Task instructions:
Records follow. Pull out every line that contains "image".

Collected data entries:
= = = = = = =
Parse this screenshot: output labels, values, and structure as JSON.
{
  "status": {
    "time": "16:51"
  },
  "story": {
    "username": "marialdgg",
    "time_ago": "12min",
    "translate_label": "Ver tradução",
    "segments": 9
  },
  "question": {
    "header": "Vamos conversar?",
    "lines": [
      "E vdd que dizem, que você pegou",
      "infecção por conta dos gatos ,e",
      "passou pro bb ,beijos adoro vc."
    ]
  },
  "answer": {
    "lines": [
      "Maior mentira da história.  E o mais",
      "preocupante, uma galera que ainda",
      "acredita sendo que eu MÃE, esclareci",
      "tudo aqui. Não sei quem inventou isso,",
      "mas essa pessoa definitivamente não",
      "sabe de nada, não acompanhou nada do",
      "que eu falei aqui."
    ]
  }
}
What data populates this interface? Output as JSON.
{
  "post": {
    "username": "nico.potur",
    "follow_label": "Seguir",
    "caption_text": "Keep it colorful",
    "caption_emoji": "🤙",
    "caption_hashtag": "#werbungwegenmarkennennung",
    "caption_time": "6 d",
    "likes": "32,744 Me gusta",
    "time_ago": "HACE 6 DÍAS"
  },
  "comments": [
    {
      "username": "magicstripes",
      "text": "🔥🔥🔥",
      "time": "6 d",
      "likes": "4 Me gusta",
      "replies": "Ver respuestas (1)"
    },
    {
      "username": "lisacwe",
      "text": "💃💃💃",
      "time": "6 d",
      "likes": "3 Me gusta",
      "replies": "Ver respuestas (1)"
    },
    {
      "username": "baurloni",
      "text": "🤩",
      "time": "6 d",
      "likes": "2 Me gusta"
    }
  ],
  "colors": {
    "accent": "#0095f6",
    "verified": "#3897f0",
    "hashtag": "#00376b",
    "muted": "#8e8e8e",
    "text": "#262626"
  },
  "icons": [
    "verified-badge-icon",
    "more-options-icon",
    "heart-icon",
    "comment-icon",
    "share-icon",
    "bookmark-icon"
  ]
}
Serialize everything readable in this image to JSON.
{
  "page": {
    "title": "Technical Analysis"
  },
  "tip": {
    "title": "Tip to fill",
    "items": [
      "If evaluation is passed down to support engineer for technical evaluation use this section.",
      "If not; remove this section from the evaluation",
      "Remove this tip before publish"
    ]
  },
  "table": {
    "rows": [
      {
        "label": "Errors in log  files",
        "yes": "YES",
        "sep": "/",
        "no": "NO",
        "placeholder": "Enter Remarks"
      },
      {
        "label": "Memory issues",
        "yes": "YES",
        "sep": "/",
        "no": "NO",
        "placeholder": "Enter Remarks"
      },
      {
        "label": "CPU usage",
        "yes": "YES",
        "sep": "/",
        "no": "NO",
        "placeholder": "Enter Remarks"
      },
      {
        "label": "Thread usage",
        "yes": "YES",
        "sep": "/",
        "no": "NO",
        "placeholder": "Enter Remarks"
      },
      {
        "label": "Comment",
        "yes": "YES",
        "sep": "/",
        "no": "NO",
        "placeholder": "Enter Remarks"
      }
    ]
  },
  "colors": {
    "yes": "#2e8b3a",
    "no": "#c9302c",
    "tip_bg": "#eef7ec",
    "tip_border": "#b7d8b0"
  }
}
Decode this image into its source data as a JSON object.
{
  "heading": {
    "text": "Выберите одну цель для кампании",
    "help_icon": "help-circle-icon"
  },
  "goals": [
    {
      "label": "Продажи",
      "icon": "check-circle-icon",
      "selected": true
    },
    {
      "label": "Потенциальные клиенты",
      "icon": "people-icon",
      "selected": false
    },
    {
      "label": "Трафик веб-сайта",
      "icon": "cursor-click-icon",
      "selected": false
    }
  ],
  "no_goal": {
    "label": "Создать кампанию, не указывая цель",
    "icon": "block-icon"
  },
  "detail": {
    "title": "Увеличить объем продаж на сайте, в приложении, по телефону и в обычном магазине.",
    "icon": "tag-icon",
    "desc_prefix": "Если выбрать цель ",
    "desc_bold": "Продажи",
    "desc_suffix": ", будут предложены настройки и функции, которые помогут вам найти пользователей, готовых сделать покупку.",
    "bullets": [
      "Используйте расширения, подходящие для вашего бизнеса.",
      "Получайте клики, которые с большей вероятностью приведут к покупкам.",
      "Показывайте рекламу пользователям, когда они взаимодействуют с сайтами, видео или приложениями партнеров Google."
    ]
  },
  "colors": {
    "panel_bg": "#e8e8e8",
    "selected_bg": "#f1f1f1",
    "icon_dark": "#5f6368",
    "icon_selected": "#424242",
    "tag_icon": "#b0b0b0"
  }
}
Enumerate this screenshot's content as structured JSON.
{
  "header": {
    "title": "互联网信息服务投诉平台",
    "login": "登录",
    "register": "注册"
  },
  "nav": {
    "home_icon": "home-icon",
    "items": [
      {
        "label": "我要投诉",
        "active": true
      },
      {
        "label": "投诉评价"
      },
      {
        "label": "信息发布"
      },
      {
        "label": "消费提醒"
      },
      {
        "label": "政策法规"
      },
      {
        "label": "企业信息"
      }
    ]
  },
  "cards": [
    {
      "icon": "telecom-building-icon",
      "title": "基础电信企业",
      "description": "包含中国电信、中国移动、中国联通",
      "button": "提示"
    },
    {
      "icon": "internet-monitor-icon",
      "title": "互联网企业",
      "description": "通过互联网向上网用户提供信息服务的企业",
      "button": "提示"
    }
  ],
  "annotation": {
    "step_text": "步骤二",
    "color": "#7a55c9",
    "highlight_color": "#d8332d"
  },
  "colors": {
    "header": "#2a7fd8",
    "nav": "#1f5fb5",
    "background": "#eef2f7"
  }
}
= = = = = = =
Reply:
Serialize everything readable in this image to JSON.
Decode this image into its source data as a JSON object.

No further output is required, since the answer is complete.